## EXCERPTED PASSAGE
Table 2 Overall summary of treatment-emergent adverse events (TEAEs). n (%) values shown

In all four cohorts, changes in laboratory parameters of grade 3 severity were experienced by less than 5% of patients. Increases in liver function tests were reported in 14 patients (26.9%) in the HCC cohort and occasionally in the other three cohorts. Of particular interest in this study were blood levels of amylase and lipase. Abnormal increases of grade 3 or higher severity were noted in 22 patients for lipase and five patients for amylase (supplementary Table S9, available online).

4 Discussion

The aim of this study was to evaluate tasquinimod activity in patients with solid tumors (liver, ovarian, gastric, and renal cancers). At the time of study design, tasquinimod had only been evaluated in prostate cancer. The study population selected included patients with advanced cancer types with a high unmet medical need reflecting high rates of treatment resistance. In addition, the four advanced cancer disease cohorts were selected because the immunomodulatory, anti-angiogenic, and anti-metastatic properties of tasquinimod underpin a mechanism of action potentially beneficial in these advanced cancers, especially given the lack of standard second- or third-line systemic treatments for these patient populations [1,2,3,4, 8].

## DATA SUPPLIED
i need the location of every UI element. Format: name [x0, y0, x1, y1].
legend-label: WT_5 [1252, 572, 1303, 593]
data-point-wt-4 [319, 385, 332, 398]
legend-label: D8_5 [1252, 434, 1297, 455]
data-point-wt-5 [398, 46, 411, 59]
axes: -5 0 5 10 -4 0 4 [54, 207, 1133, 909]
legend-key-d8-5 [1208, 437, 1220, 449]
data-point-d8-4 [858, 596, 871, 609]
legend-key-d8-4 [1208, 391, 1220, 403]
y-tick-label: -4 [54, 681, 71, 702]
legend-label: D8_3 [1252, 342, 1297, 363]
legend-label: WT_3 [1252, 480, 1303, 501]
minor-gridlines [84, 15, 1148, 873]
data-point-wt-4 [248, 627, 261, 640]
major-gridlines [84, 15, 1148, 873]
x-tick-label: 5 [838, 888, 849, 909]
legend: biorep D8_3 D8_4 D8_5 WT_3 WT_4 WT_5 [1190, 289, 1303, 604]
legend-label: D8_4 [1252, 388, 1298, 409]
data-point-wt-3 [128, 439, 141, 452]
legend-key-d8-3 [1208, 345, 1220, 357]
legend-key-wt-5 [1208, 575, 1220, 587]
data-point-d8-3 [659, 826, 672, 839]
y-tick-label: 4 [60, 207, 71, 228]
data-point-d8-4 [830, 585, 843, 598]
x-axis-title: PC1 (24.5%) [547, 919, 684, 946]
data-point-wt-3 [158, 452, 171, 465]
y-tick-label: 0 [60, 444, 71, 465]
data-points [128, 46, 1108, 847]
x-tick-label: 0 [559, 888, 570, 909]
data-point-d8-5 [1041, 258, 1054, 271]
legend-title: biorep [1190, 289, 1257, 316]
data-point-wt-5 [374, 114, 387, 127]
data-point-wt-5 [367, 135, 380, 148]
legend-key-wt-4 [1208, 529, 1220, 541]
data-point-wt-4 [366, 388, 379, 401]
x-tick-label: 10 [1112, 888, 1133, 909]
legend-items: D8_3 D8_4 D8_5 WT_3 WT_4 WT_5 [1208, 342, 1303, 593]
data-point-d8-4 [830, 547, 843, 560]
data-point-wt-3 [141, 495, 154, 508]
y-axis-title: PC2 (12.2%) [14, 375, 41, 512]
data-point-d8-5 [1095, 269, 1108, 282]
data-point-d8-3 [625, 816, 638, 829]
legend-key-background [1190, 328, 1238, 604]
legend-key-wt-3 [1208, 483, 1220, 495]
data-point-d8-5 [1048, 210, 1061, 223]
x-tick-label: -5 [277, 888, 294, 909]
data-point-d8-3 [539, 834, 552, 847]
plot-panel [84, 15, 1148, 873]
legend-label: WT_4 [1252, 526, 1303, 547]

## REQUIRED WORK
a – Name every cancer type that the Discussion section of the tasquinimod study excerpt says the study evaluated.
b – Rewrite the paragraph of the tasquinimod study excerpt that begins "In all four cohorts" as a short bulleted list that keeps its main facts.
c – From the tasquinimod study excerpt, copy out the passage word for word from "The aim of this" to "populations [1,2,3,4, 8].".

## SOLUTIONS BY TASK
a –
- Liver
- Ovarian
- Gastric
- Renal

b –
- Fewer than 5% of patients in all four cohorts had grade 3 changes in laboratory parameters.
- Liver function test increases occurred in 14 patients (26.9%) in the HCC cohort and occasionally in the other three cohorts.
- Blood amylase and lipase levels were of particular interest.
- Abnormal increases of grade 3 or higher were seen in 22 patients for lipase and five patients for amylase (supplementary Table S9).

c –
The aim of this study was to evaluate tasquinimod activity in patients with solid tumors (liver, ovarian, gastric, and renal cancers). At the time of study design, tasquinimod had only been evaluated in prostate cancer. The study population selected included patients with advanced cancer types with a high unmet medical need reflecting high rates of treatment resistance. In addition, the four advanced cancer disease cohorts were selected because the immunomodulatory, anti-angiogenic, and anti-metastatic properties of tasquinimod underpin a mechanism of action potentially beneficial in these advanced cancers, especially given the lack of standard second- or third-line systemic treatments for these patient populations [1,2,3,4, 8].